SHORT EXERCISE> Go over the entries below line by line, copying each one that contains the word "Ctrl".

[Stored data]
☆ ☆ ☆

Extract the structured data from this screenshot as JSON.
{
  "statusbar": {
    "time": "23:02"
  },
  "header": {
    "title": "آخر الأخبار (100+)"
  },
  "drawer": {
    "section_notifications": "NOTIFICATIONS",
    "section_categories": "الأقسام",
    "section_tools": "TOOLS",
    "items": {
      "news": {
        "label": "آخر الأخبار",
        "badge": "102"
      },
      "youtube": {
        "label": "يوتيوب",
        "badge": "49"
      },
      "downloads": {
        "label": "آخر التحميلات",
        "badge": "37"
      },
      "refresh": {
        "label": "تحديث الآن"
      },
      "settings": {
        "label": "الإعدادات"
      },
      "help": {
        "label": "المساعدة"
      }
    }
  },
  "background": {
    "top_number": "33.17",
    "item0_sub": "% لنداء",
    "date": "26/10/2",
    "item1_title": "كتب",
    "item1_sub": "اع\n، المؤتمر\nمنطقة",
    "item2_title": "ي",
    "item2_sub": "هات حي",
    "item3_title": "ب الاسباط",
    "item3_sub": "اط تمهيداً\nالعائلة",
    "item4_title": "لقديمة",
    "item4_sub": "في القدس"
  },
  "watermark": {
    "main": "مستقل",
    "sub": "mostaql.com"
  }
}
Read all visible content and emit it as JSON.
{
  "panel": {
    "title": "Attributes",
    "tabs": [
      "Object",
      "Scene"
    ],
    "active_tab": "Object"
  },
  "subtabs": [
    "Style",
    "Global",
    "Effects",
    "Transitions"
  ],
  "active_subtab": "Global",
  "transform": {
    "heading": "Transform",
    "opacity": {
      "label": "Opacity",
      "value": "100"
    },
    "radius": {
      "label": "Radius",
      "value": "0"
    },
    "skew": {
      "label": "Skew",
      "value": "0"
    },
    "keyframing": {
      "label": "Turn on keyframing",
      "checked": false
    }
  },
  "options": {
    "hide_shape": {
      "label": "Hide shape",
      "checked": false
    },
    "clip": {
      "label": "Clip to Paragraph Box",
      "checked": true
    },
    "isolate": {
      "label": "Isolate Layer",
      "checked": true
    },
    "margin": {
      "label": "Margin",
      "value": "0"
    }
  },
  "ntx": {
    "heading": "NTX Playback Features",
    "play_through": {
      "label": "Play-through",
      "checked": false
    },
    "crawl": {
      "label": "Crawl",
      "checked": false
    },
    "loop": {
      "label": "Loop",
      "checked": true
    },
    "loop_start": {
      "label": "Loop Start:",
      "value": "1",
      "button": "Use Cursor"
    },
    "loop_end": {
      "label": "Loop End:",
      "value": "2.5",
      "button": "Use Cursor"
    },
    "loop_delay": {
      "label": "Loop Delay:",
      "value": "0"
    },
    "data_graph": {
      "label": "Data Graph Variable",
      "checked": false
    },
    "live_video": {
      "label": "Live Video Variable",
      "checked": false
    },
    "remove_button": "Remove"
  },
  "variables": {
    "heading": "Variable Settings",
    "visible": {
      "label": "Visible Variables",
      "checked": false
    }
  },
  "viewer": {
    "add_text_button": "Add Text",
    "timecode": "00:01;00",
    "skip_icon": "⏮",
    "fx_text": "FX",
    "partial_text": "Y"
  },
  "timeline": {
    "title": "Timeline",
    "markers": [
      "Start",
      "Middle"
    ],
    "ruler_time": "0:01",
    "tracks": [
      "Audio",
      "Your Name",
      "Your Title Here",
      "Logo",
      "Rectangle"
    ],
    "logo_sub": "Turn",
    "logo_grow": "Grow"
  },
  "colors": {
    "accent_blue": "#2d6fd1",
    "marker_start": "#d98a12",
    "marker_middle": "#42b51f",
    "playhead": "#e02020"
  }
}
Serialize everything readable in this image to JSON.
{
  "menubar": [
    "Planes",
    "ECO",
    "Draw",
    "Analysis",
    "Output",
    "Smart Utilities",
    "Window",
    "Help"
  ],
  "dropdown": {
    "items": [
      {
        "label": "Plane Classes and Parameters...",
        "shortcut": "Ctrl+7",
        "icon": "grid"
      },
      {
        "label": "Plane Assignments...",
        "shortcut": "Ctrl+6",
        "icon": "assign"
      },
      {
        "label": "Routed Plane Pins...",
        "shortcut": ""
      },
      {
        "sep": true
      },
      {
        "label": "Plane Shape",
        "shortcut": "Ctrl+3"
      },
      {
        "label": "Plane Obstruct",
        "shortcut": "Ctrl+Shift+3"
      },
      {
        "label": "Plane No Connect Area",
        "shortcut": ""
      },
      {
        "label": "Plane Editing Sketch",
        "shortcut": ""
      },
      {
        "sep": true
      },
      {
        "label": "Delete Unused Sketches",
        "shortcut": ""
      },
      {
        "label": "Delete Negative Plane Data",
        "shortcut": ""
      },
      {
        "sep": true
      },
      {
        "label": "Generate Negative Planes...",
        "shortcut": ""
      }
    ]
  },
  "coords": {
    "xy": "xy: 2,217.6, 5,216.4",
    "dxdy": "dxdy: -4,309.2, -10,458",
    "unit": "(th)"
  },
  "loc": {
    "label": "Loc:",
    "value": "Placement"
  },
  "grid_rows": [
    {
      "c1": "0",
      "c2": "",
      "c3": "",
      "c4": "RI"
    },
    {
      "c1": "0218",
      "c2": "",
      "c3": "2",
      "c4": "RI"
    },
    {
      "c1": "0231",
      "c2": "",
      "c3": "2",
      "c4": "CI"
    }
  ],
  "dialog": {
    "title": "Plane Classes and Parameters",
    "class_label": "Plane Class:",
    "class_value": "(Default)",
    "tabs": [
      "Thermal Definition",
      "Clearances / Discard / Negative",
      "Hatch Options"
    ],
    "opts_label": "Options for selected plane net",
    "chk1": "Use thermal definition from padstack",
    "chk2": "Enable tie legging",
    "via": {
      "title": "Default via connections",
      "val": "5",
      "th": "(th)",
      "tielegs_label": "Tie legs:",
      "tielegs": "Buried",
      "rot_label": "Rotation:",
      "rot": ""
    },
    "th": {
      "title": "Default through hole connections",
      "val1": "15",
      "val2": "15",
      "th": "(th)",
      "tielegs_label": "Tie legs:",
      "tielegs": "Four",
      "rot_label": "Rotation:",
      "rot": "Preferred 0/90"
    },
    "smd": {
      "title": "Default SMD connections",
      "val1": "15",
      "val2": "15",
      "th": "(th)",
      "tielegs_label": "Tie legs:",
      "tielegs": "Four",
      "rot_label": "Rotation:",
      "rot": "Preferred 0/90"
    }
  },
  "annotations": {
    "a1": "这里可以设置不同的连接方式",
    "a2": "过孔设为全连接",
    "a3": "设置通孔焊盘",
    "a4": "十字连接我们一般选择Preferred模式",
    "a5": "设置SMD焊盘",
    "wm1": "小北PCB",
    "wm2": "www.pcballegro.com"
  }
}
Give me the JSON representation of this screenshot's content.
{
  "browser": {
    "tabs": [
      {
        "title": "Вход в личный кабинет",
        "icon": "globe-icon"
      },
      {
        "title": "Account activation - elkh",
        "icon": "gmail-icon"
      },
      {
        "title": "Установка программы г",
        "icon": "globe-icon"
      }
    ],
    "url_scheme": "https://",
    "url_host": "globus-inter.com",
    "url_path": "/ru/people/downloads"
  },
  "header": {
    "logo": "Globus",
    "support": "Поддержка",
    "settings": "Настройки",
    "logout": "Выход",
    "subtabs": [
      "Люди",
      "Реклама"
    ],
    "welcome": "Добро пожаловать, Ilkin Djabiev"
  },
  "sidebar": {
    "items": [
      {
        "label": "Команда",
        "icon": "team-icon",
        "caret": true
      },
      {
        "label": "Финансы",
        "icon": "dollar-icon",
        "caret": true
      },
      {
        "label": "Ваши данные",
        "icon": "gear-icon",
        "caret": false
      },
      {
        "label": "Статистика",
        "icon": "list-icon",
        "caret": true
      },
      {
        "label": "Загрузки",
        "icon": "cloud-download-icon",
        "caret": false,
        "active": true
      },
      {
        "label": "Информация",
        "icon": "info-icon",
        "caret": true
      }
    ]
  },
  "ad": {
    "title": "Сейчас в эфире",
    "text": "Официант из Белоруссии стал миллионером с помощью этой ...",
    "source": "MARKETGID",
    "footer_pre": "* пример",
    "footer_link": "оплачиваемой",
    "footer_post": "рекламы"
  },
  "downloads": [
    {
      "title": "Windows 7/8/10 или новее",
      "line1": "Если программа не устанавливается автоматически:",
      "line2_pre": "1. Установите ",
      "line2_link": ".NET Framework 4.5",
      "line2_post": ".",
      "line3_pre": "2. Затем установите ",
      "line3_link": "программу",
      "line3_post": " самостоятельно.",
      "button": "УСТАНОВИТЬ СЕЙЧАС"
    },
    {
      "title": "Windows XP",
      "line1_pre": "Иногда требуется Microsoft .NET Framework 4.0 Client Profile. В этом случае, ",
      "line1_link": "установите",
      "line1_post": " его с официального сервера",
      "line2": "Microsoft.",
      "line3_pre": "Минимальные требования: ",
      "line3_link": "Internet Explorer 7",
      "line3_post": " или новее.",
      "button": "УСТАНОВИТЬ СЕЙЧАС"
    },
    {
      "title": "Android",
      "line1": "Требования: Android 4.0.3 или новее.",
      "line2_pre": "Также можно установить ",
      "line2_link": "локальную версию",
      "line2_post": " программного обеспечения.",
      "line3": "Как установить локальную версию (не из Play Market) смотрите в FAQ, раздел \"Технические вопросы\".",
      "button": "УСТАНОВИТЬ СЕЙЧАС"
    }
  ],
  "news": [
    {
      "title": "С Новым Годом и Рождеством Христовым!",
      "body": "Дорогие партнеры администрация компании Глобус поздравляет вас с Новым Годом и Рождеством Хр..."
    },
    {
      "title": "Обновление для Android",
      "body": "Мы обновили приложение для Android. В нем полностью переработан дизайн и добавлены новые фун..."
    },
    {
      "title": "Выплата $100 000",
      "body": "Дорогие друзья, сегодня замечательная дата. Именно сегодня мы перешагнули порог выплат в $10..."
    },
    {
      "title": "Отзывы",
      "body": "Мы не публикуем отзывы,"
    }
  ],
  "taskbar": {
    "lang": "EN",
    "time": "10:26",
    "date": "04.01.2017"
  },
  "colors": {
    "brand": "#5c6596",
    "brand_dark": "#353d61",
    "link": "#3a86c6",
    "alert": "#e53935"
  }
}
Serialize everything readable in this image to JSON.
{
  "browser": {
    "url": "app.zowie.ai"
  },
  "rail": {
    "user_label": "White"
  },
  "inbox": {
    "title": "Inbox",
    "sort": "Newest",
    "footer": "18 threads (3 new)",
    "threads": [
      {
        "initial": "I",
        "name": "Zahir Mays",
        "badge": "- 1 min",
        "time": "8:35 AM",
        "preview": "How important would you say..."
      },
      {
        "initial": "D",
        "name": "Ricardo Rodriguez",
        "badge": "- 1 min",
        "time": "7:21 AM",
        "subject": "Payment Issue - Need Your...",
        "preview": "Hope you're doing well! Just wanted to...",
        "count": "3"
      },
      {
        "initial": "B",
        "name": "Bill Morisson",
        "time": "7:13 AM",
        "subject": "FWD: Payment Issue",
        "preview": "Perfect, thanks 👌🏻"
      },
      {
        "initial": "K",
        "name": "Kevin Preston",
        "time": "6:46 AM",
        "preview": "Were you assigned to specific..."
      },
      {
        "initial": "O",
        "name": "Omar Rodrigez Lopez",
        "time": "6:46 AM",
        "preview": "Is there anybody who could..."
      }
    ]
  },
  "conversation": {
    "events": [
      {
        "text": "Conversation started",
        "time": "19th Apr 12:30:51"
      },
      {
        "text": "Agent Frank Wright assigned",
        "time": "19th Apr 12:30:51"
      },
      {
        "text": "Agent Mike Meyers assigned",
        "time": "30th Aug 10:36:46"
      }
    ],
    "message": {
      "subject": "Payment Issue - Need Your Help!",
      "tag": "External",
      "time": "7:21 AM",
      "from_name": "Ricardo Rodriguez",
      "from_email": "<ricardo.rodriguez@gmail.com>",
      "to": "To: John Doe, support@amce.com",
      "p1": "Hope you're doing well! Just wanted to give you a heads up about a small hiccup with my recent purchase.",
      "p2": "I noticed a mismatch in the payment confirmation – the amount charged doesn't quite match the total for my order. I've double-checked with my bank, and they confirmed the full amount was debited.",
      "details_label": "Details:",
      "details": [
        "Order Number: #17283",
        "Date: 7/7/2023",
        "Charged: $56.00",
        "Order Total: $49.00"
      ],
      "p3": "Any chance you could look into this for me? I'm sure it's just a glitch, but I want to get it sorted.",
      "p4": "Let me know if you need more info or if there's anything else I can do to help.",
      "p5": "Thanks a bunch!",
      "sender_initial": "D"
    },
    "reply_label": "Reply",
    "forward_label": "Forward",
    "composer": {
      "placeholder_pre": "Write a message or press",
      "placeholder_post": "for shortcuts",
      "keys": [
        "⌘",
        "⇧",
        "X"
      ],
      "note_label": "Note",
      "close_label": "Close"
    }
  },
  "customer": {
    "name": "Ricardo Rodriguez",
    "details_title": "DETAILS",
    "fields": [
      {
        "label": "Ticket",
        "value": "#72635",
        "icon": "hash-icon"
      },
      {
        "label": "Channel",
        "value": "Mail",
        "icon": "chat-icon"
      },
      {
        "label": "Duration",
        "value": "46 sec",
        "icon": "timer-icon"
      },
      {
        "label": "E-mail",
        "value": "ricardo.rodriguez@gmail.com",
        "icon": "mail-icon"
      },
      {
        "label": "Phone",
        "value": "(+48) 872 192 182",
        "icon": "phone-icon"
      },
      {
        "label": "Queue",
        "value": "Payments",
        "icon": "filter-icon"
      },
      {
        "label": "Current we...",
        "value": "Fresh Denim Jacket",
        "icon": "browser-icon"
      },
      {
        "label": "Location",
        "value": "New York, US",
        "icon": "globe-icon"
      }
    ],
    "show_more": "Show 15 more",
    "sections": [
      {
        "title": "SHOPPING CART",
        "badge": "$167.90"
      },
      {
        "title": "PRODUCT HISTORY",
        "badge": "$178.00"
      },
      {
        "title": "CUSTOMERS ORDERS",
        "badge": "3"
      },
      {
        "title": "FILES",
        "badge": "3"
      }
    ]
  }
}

☆ ☆ ☆

WORKED SOLUTION>
        "shortcut": "Ctrl+7",
        "shortcut": "Ctrl+6",
        "shortcut": "Ctrl+3"
        "shortcut": "Ctrl+Shift+3"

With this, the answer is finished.